**STATED EXERCISE:** In your copy, repeat the records exactly and leave out the pictures.

Stored records:
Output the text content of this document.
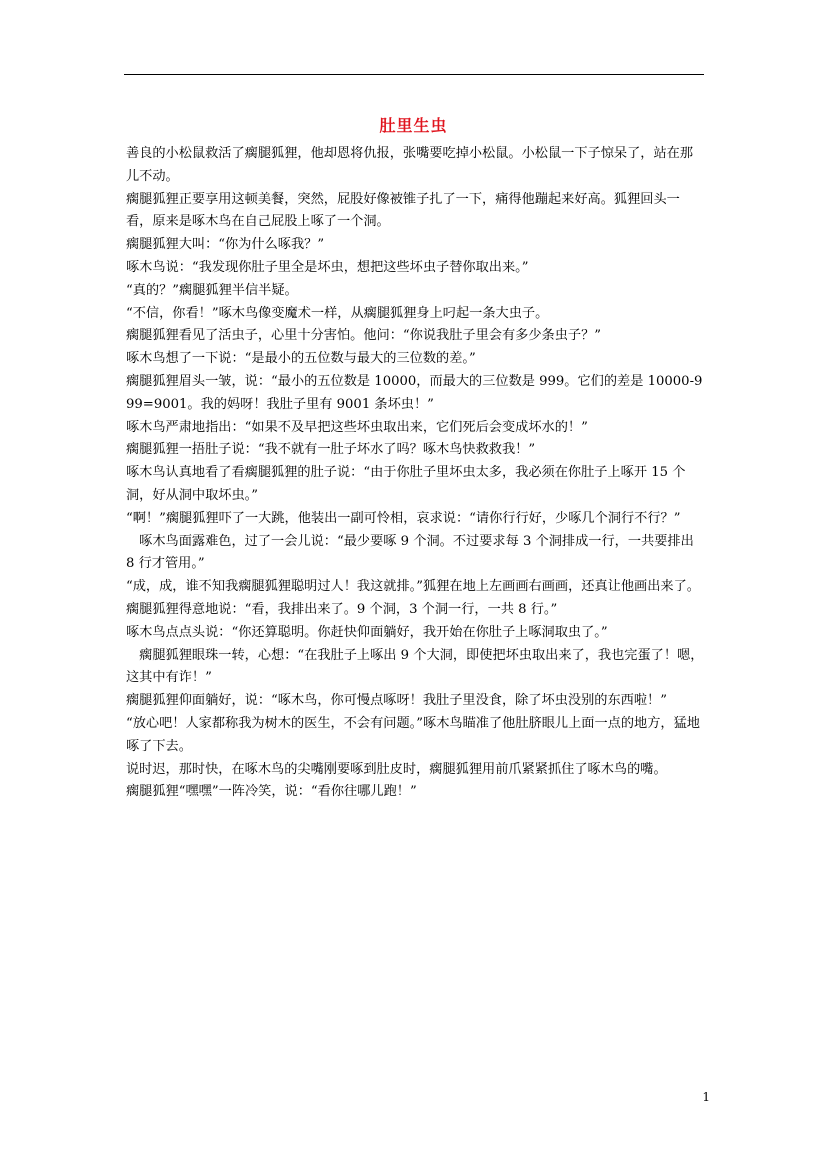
肚里生虫

善良的小松鼠救活了瘸腿狐狸，他却恩将仇报，张嘴要吃掉小松鼠。小松鼠一下子惊呆了，站在那儿不动。

瘸腿狐狸正要享用这顿美餐，突然，屁股好像被锥子扎了一下，痛得他蹦起来好高。狐狸回头一看，原来是啄木鸟在自己屁股上啄了一个洞。

瘸腿狐狸大叫：“你为什么啄我？”

啄木鸟说：“我发现你肚子里全是坏虫，想把这些坏虫子替你取出来。”

“真的？”瘸腿狐狸半信半疑。

“不信，你看！”啄木鸟像变魔术一样，从瘸腿狐狸身上叼起一条大虫子。

瘸腿狐狸看见了活虫子，心里十分害怕。他问：“你说我肚子里会有多少条虫子？”

啄木鸟想了一下说：“是最小的五位数与最大的三位数的差。”

瘸腿狐狸眉头一皱，说：“最小的五位数是 10000，而最大的三位数是 999。它们的差是 10000-999=9001。我的妈呀！我肚子里有 9001 条坏虫！”

啄木鸟严肃地指出：“如果不及早把这些坏虫取出来，它们死后会变成坏水的！”

瘸腿狐狸一捂肚子说：“我不就有一肚子坏水了吗？啄木鸟快救救我！”

啄木鸟认真地看了看瘸腿狐狸的肚子说：“由于你肚子里坏虫太多，我必须在你肚子上啄开 15 个洞，好从洞中取坏虫。”

“啊！”瘸腿狐狸吓了一大跳，他装出一副可怜相，哀求说：“请你行行好，少啄几个洞行不行？”

　啄木鸟面露难色，过了一会儿说：“最少要啄 9 个洞。不过要求每 3 个洞排成一行，一共要排出 8 行才管用。”

“成，成，谁不知我瘸腿狐狸聪明过人！我这就排。”狐狸在地上左画画右画画，还真让他画出来了。

瘸腿狐狸得意地说：“看，我排出来了。9 个洞，3 个洞一行，一共 8 行。”

啄木鸟点点头说：“你还算聪明。你赶快仰面躺好，我开始在你肚子上啄洞取虫了。”

　瘸腿狐狸眼珠一转，心想：“在我肚子上啄出 9 个大洞，即使把坏虫取出来了，我也完蛋了！嗯，这其中有诈！”

瘸腿狐狸仰面躺好，说：“啄木鸟，你可慢点啄呀！我肚子里没食，除了坏虫没别的东西啦！”

“放心吧！人家都称我为树木的医生，不会有问题。”啄木鸟瞄准了他肚脐眼儿上面一点的地方，猛地啄了下去。

说时迟，那时快，在啄木鸟的尖嘴刚要啄到肚皮时，瘸腿狐狸用前爪紧紧抓住了啄木鸟的嘴。

瘸腿狐狸“嘿嘿”一阵冷笑，说：“看你往哪儿跑！”

1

**REPLY:**
Output the text content of this document.
肚里生虫

善良的小松鼠救活了瘸腿狐狸，他却恩将仇报，张嘴要吃掉小松鼠。小松鼠一下子惊呆了，站在那儿不动。

瘸腿狐狸正要享用这顿美餐，突然，屁股好像被锥子扎了一下，痛得他蹦起来好高。狐狸回头一看，原来是啄木鸟在自己屁股上啄了一个洞。

瘸腿狐狸大叫：“你为什么啄我？”

啄木鸟说：“我发现你肚子里全是坏虫，想把这些坏虫子替你取出来。”

“真的？”瘸腿狐狸半信半疑。

“不信，你看！”啄木鸟像变魔术一样，从瘸腿狐狸身上叼起一条大虫子。

瘸腿狐狸看见了活虫子，心里十分害怕。他问：“你说我肚子里会有多少条虫子？”

啄木鸟想了一下说：“是最小的五位数与最大的三位数的差。”

瘸腿狐狸眉头一皱，说：“最小的五位数是 10000，而最大的三位数是 999。它们的差是 10000-999=9001。我的妈呀！我肚子里有 9001 条坏虫！”

啄木鸟严肃地指出：“如果不及早把这些坏虫取出来，它们死后会变成坏水的！”

瘸腿狐狸一捂肚子说：“我不就有一肚子坏水了吗？啄木鸟快救救我！”

啄木鸟认真地看了看瘸腿狐狸的肚子说：“由于你肚子里坏虫太多，我必须在你肚子上啄开 15 个洞，好从洞中取坏虫。”

“啊！”瘸腿狐狸吓了一大跳，他装出一副可怜相，哀求说：“请你行行好，少啄几个洞行不行？”

　啄木鸟面露难色，过了一会儿说：“最少要啄 9 个洞。不过要求每 3 个洞排成一行，一共要排出 8 行才管用。”

“成，成，谁不知我瘸腿狐狸聪明过人！我这就排。”狐狸在地上左画画右画画，还真让他画出来了。

瘸腿狐狸得意地说：“看，我排出来了。9 个洞，3 个洞一行，一共 8 行。”

啄木鸟点点头说：“你还算聪明。你赶快仰面躺好，我开始在你肚子上啄洞取虫了。”

　瘸腿狐狸眼珠一转，心想：“在我肚子上啄出 9 个大洞，即使把坏虫取出来了，我也完蛋了！嗯，这其中有诈！”

瘸腿狐狸仰面躺好，说：“啄木鸟，你可慢点啄呀！我肚子里没食，除了坏虫没别的东西啦！”

“放心吧！人家都称我为树木的医生，不会有问题。”啄木鸟瞄准了他肚脐眼儿上面一点的地方，猛地啄了下去。

说时迟，那时快，在啄木鸟的尖嘴刚要啄到肚皮时，瘸腿狐狸用前爪紧紧抓住了啄木鸟的嘴。

瘸腿狐狸“嘿嘿”一阵冷笑，说：“看你往哪儿跑！”

1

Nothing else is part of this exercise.